-- Start of Entries supplied --

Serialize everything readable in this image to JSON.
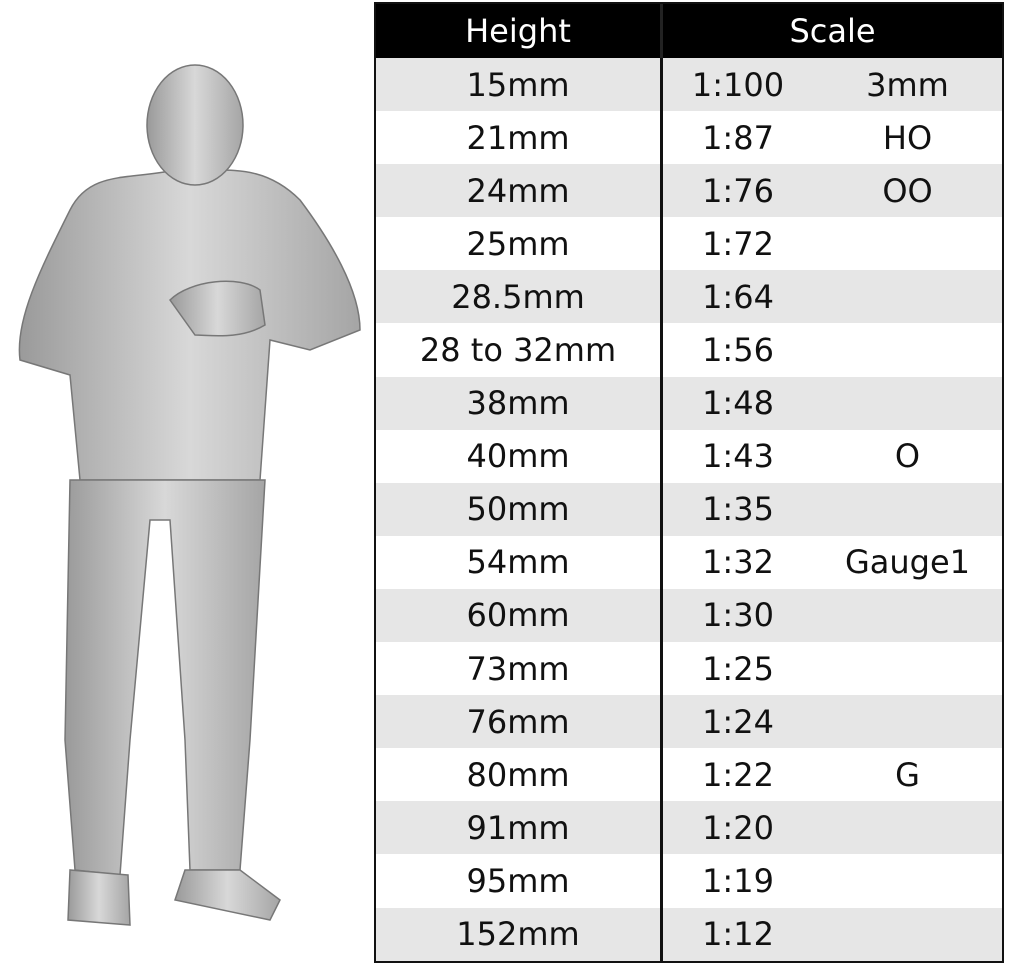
{
  "header": {
    "height": "Height",
    "scale": "Scale"
  },
  "rows": [
    {
      "height": "15mm",
      "scale": "1:100",
      "gauge": "3mm"
    },
    {
      "height": "21mm",
      "scale": "1:87",
      "gauge": "HO"
    },
    {
      "height": "24mm",
      "scale": "1:76",
      "gauge": "OO"
    },
    {
      "height": "25mm",
      "scale": "1:72",
      "gauge": ""
    },
    {
      "height": "28.5mm",
      "scale": "1:64",
      "gauge": ""
    },
    {
      "height": "28 to 32mm",
      "scale": "1:56",
      "gauge": ""
    },
    {
      "height": "38mm",
      "scale": "1:48",
      "gauge": ""
    },
    {
      "height": "40mm",
      "scale": "1:43",
      "gauge": "O"
    },
    {
      "height": "50mm",
      "scale": "1:35",
      "gauge": ""
    },
    {
      "height": "54mm",
      "scale": "1:32",
      "gauge": "Gauge1"
    },
    {
      "height": "60mm",
      "scale": "1:30",
      "gauge": ""
    },
    {
      "height": "73mm",
      "scale": "1:25",
      "gauge": ""
    },
    {
      "height": "76mm",
      "scale": "1:24",
      "gauge": ""
    },
    {
      "height": "80mm",
      "scale": "1:22",
      "gauge": "G"
    },
    {
      "height": "91mm",
      "scale": "1:20",
      "gauge": ""
    },
    {
      "height": "95mm",
      "scale": "1:19",
      "gauge": ""
    },
    {
      "height": "152mm",
      "scale": "1:12",
      "gauge": ""
    }
  ]
}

-- End of Entries supplied --

• [Task to carry out]
Output all of the records exactly as they appear above, but not the pictures.

• [Written solution]
Serialize everything readable in this image to JSON.
{
  "header": {
    "height": "Height",
    "scale": "Scale"
  },
  "rows": [
    {
      "height": "15mm",
      "scale": "1:100",
      "gauge": "3mm"
    },
    {
      "height": "21mm",
      "scale": "1:87",
      "gauge": "HO"
    },
    {
      "height": "24mm",
      "scale": "1:76",
      "gauge": "OO"
    },
    {
      "height": "25mm",
      "scale": "1:72",
      "gauge": ""
    },
    {
      "height": "28.5mm",
      "scale": "1:64",
      "gauge": ""
    },
    {
      "height": "28 to 32mm",
      "scale": "1:56",
      "gauge": ""
    },
    {
      "height": "38mm",
      "scale": "1:48",
      "gauge": ""
    },
    {
      "height": "40mm",
      "scale": "1:43",
      "gauge": "O"
    },
    {
      "height": "50mm",
      "scale": "1:35",
      "gauge": ""
    },
    {
      "height": "54mm",
      "scale": "1:32",
      "gauge": "Gauge1"
    },
    {
      "height": "60mm",
      "scale": "1:30",
      "gauge": ""
    },
    {
      "height": "73mm",
      "scale": "1:25",
      "gauge": ""
    },
    {
      "height": "76mm",
      "scale": "1:24",
      "gauge": ""
    },
    {
      "height": "80mm",
      "scale": "1:22",
      "gauge": "G"
    },
    {
      "height": "91mm",
      "scale": "1:20",
      "gauge": ""
    },
    {
      "height": "95mm",
      "scale": "1:19",
      "gauge": ""
    },
    {
      "height": "152mm",
      "scale": "1:12",
      "gauge": ""
    }
  ]
}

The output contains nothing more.